Challenge: Type the records out again in full, exactly.

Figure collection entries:
_ _ _ _ _ _ _

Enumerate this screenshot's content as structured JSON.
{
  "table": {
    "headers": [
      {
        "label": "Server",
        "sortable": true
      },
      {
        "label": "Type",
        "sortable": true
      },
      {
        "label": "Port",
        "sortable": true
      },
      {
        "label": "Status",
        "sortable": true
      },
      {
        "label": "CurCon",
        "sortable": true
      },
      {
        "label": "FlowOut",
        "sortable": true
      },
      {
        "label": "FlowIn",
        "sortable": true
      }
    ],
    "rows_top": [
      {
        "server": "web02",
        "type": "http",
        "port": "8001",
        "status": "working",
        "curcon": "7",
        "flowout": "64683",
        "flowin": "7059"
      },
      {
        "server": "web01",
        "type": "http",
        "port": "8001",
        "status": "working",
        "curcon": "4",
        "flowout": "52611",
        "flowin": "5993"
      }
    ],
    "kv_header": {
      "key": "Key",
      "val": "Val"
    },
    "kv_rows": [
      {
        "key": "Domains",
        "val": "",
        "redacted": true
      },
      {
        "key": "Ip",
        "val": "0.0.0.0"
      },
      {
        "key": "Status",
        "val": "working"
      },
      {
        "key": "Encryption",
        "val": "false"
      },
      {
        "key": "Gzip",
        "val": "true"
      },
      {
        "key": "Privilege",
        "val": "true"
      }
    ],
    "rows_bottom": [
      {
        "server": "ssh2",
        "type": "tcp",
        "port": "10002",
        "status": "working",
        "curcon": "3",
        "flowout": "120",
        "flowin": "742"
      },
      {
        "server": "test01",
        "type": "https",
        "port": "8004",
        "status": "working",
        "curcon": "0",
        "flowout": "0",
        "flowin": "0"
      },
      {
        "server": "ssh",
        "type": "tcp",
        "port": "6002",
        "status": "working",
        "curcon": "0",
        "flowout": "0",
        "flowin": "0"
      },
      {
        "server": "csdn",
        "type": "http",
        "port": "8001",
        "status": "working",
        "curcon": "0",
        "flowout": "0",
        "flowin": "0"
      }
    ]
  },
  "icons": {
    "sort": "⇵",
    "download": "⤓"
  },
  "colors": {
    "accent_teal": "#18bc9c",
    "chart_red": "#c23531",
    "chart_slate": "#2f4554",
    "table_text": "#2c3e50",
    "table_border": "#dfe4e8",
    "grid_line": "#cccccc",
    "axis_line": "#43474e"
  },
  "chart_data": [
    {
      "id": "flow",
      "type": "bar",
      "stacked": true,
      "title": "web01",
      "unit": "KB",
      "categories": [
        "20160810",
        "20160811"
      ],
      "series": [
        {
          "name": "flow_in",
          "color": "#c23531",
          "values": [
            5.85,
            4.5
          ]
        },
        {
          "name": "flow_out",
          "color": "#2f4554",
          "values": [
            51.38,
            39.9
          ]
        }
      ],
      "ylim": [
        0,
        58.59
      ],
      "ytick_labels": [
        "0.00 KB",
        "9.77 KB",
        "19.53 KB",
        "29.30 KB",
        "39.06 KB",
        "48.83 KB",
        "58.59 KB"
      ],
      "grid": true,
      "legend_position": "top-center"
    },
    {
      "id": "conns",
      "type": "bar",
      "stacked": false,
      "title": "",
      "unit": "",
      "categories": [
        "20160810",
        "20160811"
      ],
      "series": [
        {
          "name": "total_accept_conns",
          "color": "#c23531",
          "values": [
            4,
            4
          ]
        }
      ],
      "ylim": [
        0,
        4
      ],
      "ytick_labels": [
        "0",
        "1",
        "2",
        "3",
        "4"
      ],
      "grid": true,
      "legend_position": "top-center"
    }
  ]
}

_ _ _ _ _ _ _

Answer in full:
Enumerate this screenshot's content as structured JSON.
{
  "table": {
    "headers": [
      {
        "label": "Server",
        "sortable": true
      },
      {
        "label": "Type",
        "sortable": true
      },
      {
        "label": "Port",
        "sortable": true
      },
      {
        "label": "Status",
        "sortable": true
      },
      {
        "label": "CurCon",
        "sortable": true
      },
      {
        "label": "FlowOut",
        "sortable": true
      },
      {
        "label": "FlowIn",
        "sortable": true
      }
    ],
    "rows_top": [
      {
        "server": "web02",
        "type": "http",
        "port": "8001",
        "status": "working",
        "curcon": "7",
        "flowout": "64683",
        "flowin": "7059"
      },
      {
        "server": "web01",
        "type": "http",
        "port": "8001",
        "status": "working",
        "curcon": "4",
        "flowout": "52611",
        "flowin": "5993"
      }
    ],
    "kv_header": {
      "key": "Key",
      "val": "Val"
    },
    "kv_rows": [
      {
        "key": "Domains",
        "val": "",
        "redacted": true
      },
      {
        "key": "Ip",
        "val": "0.0.0.0"
      },
      {
        "key": "Status",
        "val": "working"
      },
      {
        "key": "Encryption",
        "val": "false"
      },
      {
        "key": "Gzip",
        "val": "true"
      },
      {
        "key": "Privilege",
        "val": "true"
      }
    ],
    "rows_bottom": [
      {
        "server": "ssh2",
        "type": "tcp",
        "port": "10002",
        "status": "working",
        "curcon": "3",
        "flowout": "120",
        "flowin": "742"
      },
      {
        "server": "test01",
        "type": "https",
        "port": "8004",
        "status": "working",
        "curcon": "0",
        "flowout": "0",
        "flowin": "0"
      },
      {
        "server": "ssh",
        "type": "tcp",
        "port": "6002",
        "status": "working",
        "curcon": "0",
        "flowout": "0",
        "flowin": "0"
      },
      {
        "server": "csdn",
        "type": "http",
        "port": "8001",
        "status": "working",
        "curcon": "0",
        "flowout": "0",
        "flowin": "0"
      }
    ]
  },
  "icons": {
    "sort": "⇵",
    "download": "⤓"
  },
  "colors": {
    "accent_teal": "#18bc9c",
    "chart_red": "#c23531",
    "chart_slate": "#2f4554",
    "table_text": "#2c3e50",
    "table_border": "#dfe4e8",
    "grid_line": "#cccccc",
    "axis_line": "#43474e"
  },
  "chart_data": [
    {
      "id": "flow",
      "type": "bar",
      "stacked": true,
      "title": "web01",
      "unit": "KB",
      "categories": [
        "20160810",
        "20160811"
      ],
      "series": [
        {
          "name": "flow_in",
          "color": "#c23531",
          "values": [
            5.85,
            4.5
          ]
        },
        {
          "name": "flow_out",
          "color": "#2f4554",
          "values": [
            51.38,
            39.9
          ]
        }
      ],
      "ylim": [
        0,
        58.59
      ],
      "ytick_labels": [
        "0.00 KB",
        "9.77 KB",
        "19.53 KB",
        "29.30 KB",
        "39.06 KB",
        "48.83 KB",
        "58.59 KB"
      ],
      "grid": true,
      "legend_position": "top-center"
    },
    {
      "id": "conns",
      "type": "bar",
      "stacked": false,
      "title": "",
      "unit": "",
      "categories": [
        "20160810",
        "20160811"
      ],
      "series": [
        {
          "name": "total_accept_conns",
          "color": "#c23531",
          "values": [
            4,
            4
          ]
        }
      ],
      "ylim": [
        0,
        4
      ],
      "ytick_labels": [
        "0",
        "1",
        "2",
        "3",
        "4"
      ],
      "grid": true,
      "legend_position": "top-center"
    }
  ]
}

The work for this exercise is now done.